Data entries

=======

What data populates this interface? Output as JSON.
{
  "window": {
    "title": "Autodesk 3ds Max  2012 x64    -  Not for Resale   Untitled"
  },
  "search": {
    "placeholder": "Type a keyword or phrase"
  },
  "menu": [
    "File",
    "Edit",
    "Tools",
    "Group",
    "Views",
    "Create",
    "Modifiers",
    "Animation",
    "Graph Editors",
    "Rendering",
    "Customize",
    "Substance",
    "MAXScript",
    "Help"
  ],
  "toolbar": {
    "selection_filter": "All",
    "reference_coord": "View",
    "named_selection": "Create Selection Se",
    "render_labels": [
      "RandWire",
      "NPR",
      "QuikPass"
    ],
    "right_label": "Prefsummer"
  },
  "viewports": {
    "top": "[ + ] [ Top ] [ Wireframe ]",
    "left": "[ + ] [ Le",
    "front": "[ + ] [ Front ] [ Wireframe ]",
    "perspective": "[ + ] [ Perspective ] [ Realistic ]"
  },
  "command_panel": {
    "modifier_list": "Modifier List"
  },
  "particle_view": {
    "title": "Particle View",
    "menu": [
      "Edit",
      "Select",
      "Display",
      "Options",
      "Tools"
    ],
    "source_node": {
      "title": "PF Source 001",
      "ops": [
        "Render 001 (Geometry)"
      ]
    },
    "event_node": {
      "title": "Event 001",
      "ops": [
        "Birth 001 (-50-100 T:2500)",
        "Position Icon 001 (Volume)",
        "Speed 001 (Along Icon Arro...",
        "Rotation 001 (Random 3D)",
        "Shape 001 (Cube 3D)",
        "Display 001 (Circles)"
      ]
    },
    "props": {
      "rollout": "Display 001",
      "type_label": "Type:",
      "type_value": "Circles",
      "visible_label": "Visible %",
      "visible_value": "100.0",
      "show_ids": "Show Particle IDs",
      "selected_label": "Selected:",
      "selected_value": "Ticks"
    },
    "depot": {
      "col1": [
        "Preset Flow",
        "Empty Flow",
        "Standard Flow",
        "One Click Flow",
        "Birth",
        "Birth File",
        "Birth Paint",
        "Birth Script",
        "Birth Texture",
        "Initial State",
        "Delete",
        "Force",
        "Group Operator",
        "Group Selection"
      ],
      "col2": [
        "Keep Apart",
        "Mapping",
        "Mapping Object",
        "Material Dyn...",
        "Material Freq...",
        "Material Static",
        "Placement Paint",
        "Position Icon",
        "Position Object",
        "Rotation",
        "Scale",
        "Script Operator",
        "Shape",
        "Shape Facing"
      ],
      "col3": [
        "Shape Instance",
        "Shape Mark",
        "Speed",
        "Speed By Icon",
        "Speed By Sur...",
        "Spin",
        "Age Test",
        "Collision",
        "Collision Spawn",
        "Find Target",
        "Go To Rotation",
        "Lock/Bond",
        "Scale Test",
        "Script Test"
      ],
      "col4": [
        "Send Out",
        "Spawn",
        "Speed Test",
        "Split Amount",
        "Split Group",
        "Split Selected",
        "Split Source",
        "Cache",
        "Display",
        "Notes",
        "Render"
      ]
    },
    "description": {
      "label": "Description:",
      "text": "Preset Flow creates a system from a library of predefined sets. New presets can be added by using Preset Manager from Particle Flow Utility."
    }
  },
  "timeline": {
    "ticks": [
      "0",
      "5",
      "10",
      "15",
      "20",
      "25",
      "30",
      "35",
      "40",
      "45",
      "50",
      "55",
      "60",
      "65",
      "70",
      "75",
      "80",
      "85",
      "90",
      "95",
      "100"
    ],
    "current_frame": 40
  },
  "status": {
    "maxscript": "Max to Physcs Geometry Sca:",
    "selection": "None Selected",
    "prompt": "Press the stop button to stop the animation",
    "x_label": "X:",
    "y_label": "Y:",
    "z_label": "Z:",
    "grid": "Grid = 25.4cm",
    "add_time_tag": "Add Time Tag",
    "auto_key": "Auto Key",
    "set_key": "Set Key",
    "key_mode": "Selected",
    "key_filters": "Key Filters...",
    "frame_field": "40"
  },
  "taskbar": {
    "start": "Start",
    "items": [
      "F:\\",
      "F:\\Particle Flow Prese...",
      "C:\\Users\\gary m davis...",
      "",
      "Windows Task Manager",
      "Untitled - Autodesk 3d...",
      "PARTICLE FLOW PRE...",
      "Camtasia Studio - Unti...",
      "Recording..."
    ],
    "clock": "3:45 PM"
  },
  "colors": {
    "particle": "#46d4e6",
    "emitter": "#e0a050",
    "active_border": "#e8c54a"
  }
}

=======

- **Exercise goal**
Write out every line of the material again, exactly as it reads.

- **Result of the exercise**
What data populates this interface? Output as JSON.
{
  "window": {
    "title": "Autodesk 3ds Max  2012 x64    -  Not for Resale   Untitled"
  },
  "search": {
    "placeholder": "Type a keyword or phrase"
  },
  "menu": [
    "File",
    "Edit",
    "Tools",
    "Group",
    "Views",
    "Create",
    "Modifiers",
    "Animation",
    "Graph Editors",
    "Rendering",
    "Customize",
    "Substance",
    "MAXScript",
    "Help"
  ],
  "toolbar": {
    "selection_filter": "All",
    "reference_coord": "View",
    "named_selection": "Create Selection Se",
    "render_labels": [
      "RandWire",
      "NPR",
      "QuikPass"
    ],
    "right_label": "Prefsummer"
  },
  "viewports": {
    "top": "[ + ] [ Top ] [ Wireframe ]",
    "left": "[ + ] [ Le",
    "front": "[ + ] [ Front ] [ Wireframe ]",
    "perspective": "[ + ] [ Perspective ] [ Realistic ]"
  },
  "command_panel": {
    "modifier_list": "Modifier List"
  },
  "particle_view": {
    "title": "Particle View",
    "menu": [
      "Edit",
      "Select",
      "Display",
      "Options",
      "Tools"
    ],
    "source_node": {
      "title": "PF Source 001",
      "ops": [
        "Render 001 (Geometry)"
      ]
    },
    "event_node": {
      "title": "Event 001",
      "ops": [
        "Birth 001 (-50-100 T:2500)",
        "Position Icon 001 (Volume)",
        "Speed 001 (Along Icon Arro...",
        "Rotation 001 (Random 3D)",
        "Shape 001 (Cube 3D)",
        "Display 001 (Circles)"
      ]
    },
    "props": {
      "rollout": "Display 001",
      "type_label": "Type:",
      "type_value": "Circles",
      "visible_label": "Visible %",
      "visible_value": "100.0",
      "show_ids": "Show Particle IDs",
      "selected_label": "Selected:",
      "selected_value": "Ticks"
    },
    "depot": {
      "col1": [
        "Preset Flow",
        "Empty Flow",
        "Standard Flow",
        "One Click Flow",
        "Birth",
        "Birth File",
        "Birth Paint",
        "Birth Script",
        "Birth Texture",
        "Initial State",
        "Delete",
        "Force",
        "Group Operator",
        "Group Selection"
      ],
      "col2": [
        "Keep Apart",
        "Mapping",
        "Mapping Object",
        "Material Dyn...",
        "Material Freq...",
        "Material Static",
        "Placement Paint",
        "Position Icon",
        "Position Object",
        "Rotation",
        "Scale",
        "Script Operator",
        "Shape",
        "Shape Facing"
      ],
      "col3": [
        "Shape Instance",
        "Shape Mark",
        "Speed",
        "Speed By Icon",
        "Speed By Sur...",
        "Spin",
        "Age Test",
        "Collision",
        "Collision Spawn",
        "Find Target",
        "Go To Rotation",
        "Lock/Bond",
        "Scale Test",
        "Script Test"
      ],
      "col4": [
        "Send Out",
        "Spawn",
        "Speed Test",
        "Split Amount",
        "Split Group",
        "Split Selected",
        "Split Source",
        "Cache",
        "Display",
        "Notes",
        "Render"
      ]
    },
    "description": {
      "label": "Description:",
      "text": "Preset Flow creates a system from a library of predefined sets. New presets can be added by using Preset Manager from Particle Flow Utility."
    }
  },
  "timeline": {
    "ticks": [
      "0",
      "5",
      "10",
      "15",
      "20",
      "25",
      "30",
      "35",
      "40",
      "45",
      "50",
      "55",
      "60",
      "65",
      "70",
      "75",
      "80",
      "85",
      "90",
      "95",
      "100"
    ],
    "current_frame": 40
  },
  "status": {
    "maxscript": "Max to Physcs Geometry Sca:",
    "selection": "None Selected",
    "prompt": "Press the stop button to stop the animation",
    "x_label": "X:",
    "y_label": "Y:",
    "z_label": "Z:",
    "grid": "Grid = 25.4cm",
    "add_time_tag": "Add Time Tag",
    "auto_key": "Auto Key",
    "set_key": "Set Key",
    "key_mode": "Selected",
    "key_filters": "Key Filters...",
    "frame_field": "40"
  },
  "taskbar": {
    "start": "Start",
    "items": [
      "F:\\",
      "F:\\Particle Flow Prese...",
      "C:\\Users\\gary m davis...",
      "",
      "Windows Task Manager",
      "Untitled - Autodesk 3d...",
      "PARTICLE FLOW PRE...",
      "Camtasia Studio - Unti...",
      "Recording..."
    ],
    "clock": "3:45 PM"
  },
  "colors": {
    "particle": "#46d4e6",
    "emitter": "#e0a050",
    "active_border": "#e8c54a"
  }
}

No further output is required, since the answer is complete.